To be done – Can you pull out each line of the data below that includes the word "Jean"?

....................

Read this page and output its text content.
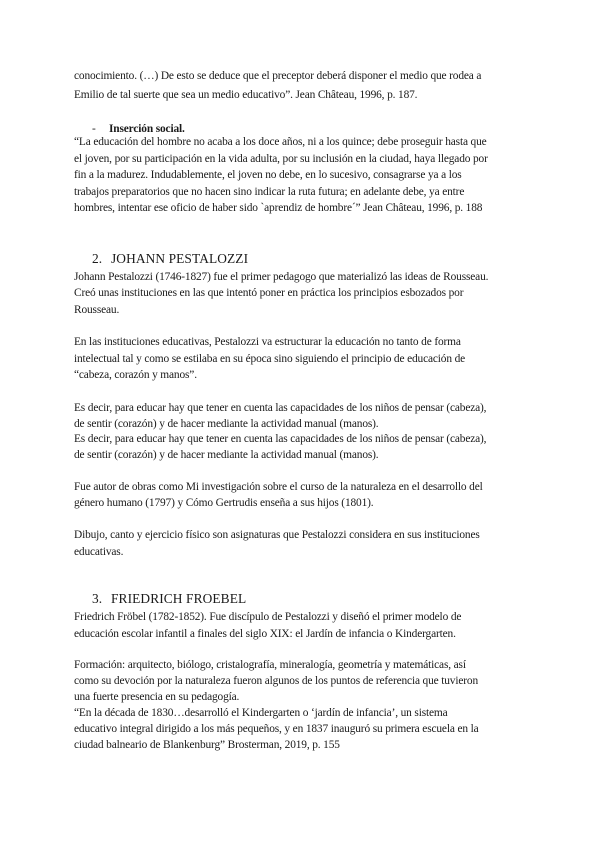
conocimiento. (…) De esto se deduce que el preceptor deberá disponer el medio que rodea a
Emilio de tal suerte que sea un medio educativo”. Jean Château, 1996, p. 187.
- Inserción social.
“La educación del hombre no acaba a los doce años, ni a los quince; debe proseguir hasta que
el joven, por su participación en la vida adulta, por su inclusión en la ciudad, haya llegado por
fin a la madurez. Indudablemente, el joven no debe, en lo sucesivo, consagrarse ya a los
trabajos preparatorios que no hacen sino indicar la ruta futura; en adelante debe, ya entre
hombres, intentar ese oficio de haber sido `aprendiz de hombre´” Jean Château, 1996, p. 188
2. JOHANN PESTALOZZI
Johann Pestalozzi (1746-1827) fue el primer pedagogo que materializó las ideas de Rousseau.
Creó unas instituciones en las que intentó poner en práctica los principios esbozados por
Rousseau.
En las instituciones educativas, Pestalozzi va estructurar la educación no tanto de forma
intelectual tal y como se estilaba en su época sino siguiendo el principio de educación de
“cabeza, corazón y manos”.
Es decir, para educar hay que tener en cuenta las capacidades de los niños de pensar (cabeza),
de sentir (corazón) y de hacer mediante la actividad manual (manos).
Es decir, para educar hay que tener en cuenta las capacidades de los niños de pensar (cabeza),
de sentir (corazón) y de hacer mediante la actividad manual (manos).
Fue autor de obras como Mi investigación sobre el curso de la naturaleza en el desarrollo del
género humano (1797) y Cómo Gertrudis enseña a sus hijos (1801).
Dibujo, canto y ejercicio físico son asignaturas que Pestalozzi considera en sus instituciones
educativas.
3. FRIEDRICH FROEBEL
Friedrich Fröbel (1782-1852). Fue discípulo de Pestalozzi y diseñó el primer modelo de
educación escolar infantil a finales del siglo XIX: el Jardín de infancia o Kindergarten.
Formación: arquitecto, biólogo, cristalografía, mineralogía, geometría y matemáticas, así
como su devoción por la naturaleza fueron algunos de los puntos de referencia que tuvieron
una fuerte presencia en su pedagogía.
“En la década de 1830…desarrolló el Kindergarten o ‘jardín de infancia’, un sistema
educativo integral dirigido a los más pequeños, y en 1837 inauguró su primera escuela en la
ciudad balneario de Blankenburg” Brosterman, 2019, p. 155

....................

Response to this exercise –
Emilio de tal suerte que sea un medio educativo”. Jean Château, 1996, p. 187.
hombres, intentar ese oficio de haber sido `aprendiz de hombre´” Jean Château, 1996, p. 188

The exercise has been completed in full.